Determine the number of lines in these entries that hold the word "UniversalTech". Give the number and nothing more.

------ LISTED RECORDS

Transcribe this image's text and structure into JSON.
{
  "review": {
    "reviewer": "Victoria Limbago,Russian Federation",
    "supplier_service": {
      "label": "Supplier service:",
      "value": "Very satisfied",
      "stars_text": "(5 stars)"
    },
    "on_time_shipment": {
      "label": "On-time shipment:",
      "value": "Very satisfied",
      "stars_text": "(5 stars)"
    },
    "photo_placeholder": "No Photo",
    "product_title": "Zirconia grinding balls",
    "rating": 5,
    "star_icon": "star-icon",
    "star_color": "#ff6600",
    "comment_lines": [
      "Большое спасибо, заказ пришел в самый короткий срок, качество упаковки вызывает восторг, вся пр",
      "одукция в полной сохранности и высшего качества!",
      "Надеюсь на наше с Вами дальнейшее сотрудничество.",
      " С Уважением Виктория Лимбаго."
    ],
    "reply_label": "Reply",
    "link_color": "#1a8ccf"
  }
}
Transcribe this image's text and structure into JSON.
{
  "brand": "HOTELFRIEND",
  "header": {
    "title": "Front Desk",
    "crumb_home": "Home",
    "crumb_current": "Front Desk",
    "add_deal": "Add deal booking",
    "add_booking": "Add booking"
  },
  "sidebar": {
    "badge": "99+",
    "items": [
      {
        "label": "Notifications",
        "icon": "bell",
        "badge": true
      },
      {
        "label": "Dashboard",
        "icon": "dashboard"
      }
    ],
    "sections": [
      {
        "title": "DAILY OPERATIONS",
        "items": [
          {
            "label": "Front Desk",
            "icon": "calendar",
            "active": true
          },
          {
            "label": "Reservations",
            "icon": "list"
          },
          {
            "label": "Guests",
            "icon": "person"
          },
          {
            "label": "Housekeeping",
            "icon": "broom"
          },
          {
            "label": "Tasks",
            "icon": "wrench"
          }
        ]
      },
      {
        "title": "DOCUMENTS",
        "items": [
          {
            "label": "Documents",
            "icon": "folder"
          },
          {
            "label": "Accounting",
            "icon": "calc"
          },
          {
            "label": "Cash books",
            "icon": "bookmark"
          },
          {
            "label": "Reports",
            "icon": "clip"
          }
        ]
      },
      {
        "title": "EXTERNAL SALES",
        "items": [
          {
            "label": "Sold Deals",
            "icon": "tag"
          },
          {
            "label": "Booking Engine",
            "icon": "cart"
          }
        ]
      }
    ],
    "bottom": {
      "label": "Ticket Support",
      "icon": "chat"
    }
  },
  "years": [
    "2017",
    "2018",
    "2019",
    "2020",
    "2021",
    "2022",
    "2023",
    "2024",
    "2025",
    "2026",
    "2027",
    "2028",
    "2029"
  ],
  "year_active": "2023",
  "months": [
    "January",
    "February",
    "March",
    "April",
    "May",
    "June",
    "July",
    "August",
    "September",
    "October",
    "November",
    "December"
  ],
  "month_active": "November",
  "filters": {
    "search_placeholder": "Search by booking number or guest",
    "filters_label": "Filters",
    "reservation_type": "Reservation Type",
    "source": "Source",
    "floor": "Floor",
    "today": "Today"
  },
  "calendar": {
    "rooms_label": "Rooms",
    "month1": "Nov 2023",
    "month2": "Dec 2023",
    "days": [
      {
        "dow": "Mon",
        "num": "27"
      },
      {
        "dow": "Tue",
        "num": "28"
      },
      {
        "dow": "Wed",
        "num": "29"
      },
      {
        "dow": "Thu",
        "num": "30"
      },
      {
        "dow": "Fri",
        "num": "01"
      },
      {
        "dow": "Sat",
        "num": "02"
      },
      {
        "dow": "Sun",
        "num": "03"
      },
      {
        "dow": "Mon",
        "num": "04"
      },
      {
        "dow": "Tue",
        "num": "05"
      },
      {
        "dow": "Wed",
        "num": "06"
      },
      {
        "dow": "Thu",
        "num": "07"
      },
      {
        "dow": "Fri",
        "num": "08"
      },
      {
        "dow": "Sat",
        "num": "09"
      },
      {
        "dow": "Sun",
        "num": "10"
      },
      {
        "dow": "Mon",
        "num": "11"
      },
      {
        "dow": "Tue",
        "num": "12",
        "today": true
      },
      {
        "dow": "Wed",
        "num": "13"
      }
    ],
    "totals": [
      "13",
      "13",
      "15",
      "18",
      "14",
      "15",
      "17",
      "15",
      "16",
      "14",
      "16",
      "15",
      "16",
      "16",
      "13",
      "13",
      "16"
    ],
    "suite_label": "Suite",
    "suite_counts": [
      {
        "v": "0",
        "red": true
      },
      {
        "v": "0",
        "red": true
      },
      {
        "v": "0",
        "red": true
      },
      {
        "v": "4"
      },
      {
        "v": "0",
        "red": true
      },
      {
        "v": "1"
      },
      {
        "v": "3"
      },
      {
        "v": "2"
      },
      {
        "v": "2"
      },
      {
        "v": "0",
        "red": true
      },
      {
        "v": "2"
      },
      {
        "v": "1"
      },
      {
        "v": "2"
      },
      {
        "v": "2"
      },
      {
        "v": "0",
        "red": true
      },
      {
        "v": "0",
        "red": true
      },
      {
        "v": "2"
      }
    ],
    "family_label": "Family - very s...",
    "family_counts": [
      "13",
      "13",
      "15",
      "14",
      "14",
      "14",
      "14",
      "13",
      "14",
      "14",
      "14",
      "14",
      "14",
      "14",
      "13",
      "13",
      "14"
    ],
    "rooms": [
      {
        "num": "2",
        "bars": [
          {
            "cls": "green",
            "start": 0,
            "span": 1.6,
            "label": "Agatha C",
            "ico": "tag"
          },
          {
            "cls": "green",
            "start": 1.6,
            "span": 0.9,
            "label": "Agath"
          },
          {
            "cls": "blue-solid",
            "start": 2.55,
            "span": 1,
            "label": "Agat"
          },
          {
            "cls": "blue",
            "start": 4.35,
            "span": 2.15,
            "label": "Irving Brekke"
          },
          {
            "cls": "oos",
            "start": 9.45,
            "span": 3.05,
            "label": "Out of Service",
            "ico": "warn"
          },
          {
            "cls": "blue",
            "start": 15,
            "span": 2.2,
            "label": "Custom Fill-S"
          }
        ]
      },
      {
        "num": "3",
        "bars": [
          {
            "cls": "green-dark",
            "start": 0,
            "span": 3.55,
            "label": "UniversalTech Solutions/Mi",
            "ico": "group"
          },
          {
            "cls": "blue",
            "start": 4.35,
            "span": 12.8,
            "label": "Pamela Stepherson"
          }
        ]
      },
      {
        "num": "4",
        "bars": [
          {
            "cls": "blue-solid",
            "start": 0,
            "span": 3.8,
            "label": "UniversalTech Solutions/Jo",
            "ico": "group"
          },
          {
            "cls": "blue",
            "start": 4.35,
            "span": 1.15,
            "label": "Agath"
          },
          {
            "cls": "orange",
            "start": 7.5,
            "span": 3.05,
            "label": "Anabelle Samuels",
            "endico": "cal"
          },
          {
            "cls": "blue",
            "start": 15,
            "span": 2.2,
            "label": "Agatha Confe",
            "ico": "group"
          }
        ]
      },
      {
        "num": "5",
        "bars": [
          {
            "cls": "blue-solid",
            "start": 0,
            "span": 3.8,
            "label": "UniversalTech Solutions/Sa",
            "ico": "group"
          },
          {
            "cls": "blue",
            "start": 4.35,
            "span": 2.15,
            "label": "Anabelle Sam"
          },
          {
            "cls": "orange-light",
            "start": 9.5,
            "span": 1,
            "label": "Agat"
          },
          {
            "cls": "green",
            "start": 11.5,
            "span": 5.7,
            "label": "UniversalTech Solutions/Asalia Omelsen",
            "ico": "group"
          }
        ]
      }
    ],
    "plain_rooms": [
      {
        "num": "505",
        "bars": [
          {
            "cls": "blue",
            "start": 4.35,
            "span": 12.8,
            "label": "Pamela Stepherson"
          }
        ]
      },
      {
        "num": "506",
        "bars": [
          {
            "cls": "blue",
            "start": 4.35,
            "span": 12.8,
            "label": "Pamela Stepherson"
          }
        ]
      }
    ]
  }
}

------------

= WRITTEN ANSWER =
4